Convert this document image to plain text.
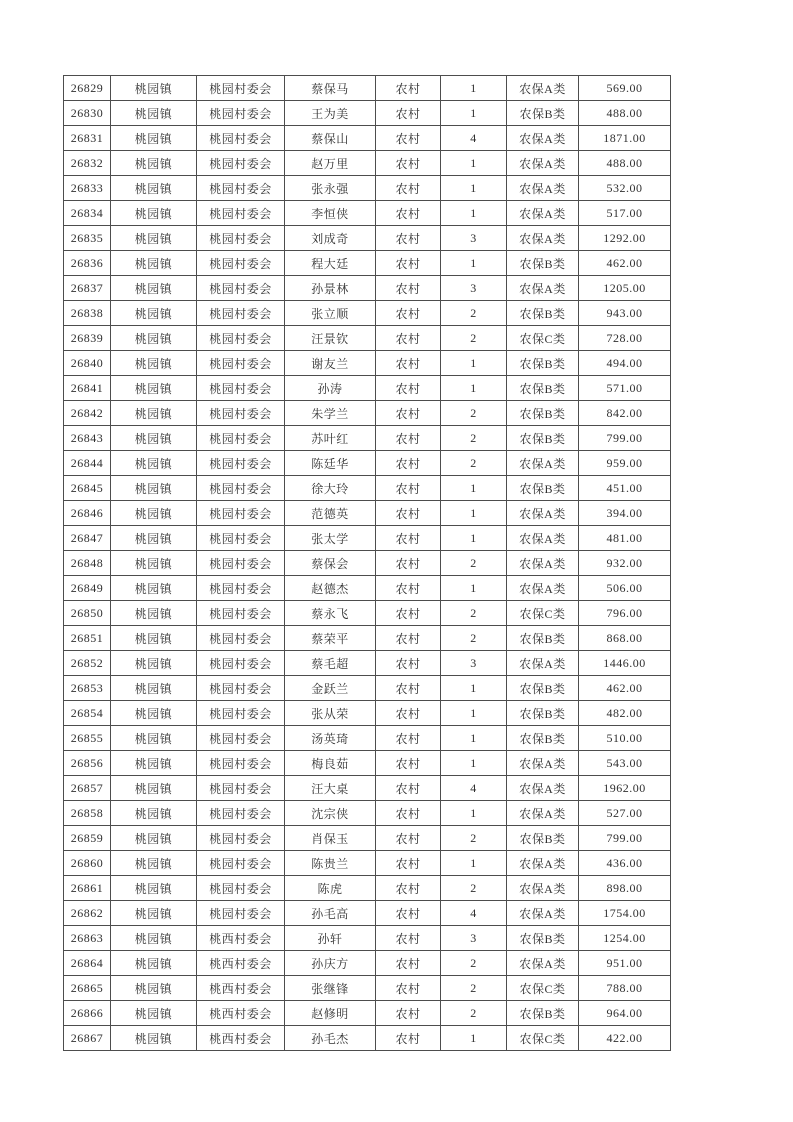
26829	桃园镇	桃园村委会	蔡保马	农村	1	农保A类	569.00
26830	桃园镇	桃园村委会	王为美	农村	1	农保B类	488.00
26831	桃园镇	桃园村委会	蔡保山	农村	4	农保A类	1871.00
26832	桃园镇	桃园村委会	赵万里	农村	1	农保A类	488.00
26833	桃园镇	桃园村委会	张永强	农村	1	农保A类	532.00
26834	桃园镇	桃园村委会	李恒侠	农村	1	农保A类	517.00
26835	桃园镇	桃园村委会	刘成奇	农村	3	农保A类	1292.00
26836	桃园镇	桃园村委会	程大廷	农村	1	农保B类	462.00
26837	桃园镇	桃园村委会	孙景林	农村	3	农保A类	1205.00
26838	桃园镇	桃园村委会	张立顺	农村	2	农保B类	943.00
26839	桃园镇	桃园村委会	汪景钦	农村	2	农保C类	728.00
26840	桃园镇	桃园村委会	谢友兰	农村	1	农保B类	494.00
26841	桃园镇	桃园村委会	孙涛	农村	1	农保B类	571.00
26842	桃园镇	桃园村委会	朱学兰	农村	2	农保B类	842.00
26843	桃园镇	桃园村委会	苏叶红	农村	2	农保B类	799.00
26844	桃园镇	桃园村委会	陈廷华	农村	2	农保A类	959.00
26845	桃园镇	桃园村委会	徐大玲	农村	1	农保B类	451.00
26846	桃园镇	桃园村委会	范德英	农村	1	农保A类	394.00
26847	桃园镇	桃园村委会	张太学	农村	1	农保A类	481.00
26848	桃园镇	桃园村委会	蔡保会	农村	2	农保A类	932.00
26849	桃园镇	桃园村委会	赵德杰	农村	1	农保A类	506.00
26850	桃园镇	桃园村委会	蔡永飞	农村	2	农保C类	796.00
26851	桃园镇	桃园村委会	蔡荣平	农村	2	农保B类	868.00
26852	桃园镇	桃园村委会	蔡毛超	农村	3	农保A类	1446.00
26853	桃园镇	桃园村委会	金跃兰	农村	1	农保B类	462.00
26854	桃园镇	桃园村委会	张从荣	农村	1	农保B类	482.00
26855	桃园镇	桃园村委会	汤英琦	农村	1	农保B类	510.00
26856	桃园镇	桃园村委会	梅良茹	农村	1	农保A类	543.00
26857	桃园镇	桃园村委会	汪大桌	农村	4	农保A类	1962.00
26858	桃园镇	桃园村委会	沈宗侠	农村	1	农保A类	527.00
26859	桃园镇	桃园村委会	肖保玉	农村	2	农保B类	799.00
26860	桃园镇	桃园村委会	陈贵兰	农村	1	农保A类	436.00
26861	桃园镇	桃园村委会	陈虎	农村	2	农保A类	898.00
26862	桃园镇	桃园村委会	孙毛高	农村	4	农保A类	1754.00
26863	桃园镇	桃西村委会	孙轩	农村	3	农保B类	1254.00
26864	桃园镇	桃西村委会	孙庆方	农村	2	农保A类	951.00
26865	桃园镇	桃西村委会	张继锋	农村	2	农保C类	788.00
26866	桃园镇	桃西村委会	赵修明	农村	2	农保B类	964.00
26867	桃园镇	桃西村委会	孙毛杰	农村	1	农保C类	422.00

——————

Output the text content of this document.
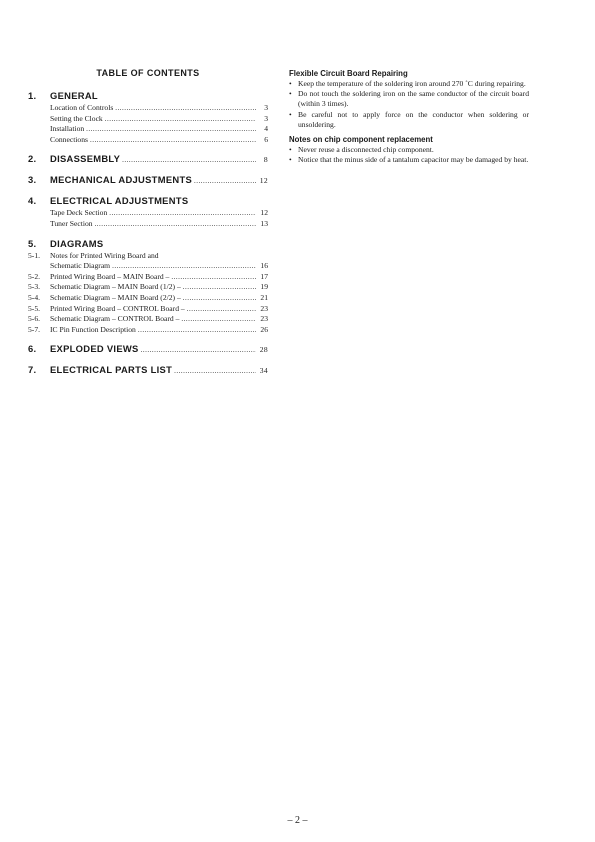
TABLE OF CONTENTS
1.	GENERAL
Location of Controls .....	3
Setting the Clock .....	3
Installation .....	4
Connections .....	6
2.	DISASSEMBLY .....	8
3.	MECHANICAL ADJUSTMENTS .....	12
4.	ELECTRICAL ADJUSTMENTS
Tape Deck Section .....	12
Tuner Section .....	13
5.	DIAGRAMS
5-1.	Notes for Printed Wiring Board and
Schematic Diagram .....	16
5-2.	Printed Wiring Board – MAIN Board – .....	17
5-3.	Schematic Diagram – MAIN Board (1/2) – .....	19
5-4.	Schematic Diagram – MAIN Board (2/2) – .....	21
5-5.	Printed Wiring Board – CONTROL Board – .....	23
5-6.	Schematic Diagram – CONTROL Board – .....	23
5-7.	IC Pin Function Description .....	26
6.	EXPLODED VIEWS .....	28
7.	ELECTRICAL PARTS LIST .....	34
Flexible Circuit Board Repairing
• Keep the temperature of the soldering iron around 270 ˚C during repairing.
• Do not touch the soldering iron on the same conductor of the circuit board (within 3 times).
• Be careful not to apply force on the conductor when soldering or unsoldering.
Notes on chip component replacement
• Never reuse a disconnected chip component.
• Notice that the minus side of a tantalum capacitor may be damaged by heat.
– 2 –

——————

__GIVEN TASK__. Search the entries for the word "chip" and pick out every line that holds it.

__FULL SOLUTION__.
Notes on chip component replacement
• Never reuse a disconnected chip component.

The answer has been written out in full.